* Your instructions: Using the data below, repeat all of it precisely.

[Collected data entries]
((
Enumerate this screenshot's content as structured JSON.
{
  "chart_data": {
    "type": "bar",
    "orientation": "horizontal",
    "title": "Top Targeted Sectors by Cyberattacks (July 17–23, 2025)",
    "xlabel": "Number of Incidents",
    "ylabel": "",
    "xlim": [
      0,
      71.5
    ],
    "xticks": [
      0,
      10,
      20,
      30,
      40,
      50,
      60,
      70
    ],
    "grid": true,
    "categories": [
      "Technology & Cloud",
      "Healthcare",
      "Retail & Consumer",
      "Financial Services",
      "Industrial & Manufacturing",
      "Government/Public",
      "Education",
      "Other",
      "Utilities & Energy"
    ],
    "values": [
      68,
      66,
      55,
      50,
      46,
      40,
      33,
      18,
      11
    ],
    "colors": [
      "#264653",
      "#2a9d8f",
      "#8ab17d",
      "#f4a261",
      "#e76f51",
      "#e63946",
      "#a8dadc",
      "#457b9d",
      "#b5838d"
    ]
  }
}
))
* Answer for this exercise:
Enumerate this screenshot's content as structured JSON.
{
  "chart_data": {
    "type": "bar",
    "orientation": "horizontal",
    "title": "Top Targeted Sectors by Cyberattacks (July 17–23, 2025)",
    "xlabel": "Number of Incidents",
    "ylabel": "",
    "xlim": [
      0,
      71.5
    ],
    "xticks": [
      0,
      10,
      20,
      30,
      40,
      50,
      60,
      70
    ],
    "grid": true,
    "categories": [
      "Technology & Cloud",
      "Healthcare",
      "Retail & Consumer",
      "Financial Services",
      "Industrial & Manufacturing",
      "Government/Public",
      "Education",
      "Other",
      "Utilities & Energy"
    ],
    "values": [
      68,
      66,
      55,
      50,
      46,
      40,
      33,
      18,
      11
    ],
    "colors": [
      "#264653",
      "#2a9d8f",
      "#8ab17d",
      "#f4a261",
      "#e76f51",
      "#e63946",
      "#a8dadc",
      "#457b9d",
      "#b5838d"
    ]
  }
}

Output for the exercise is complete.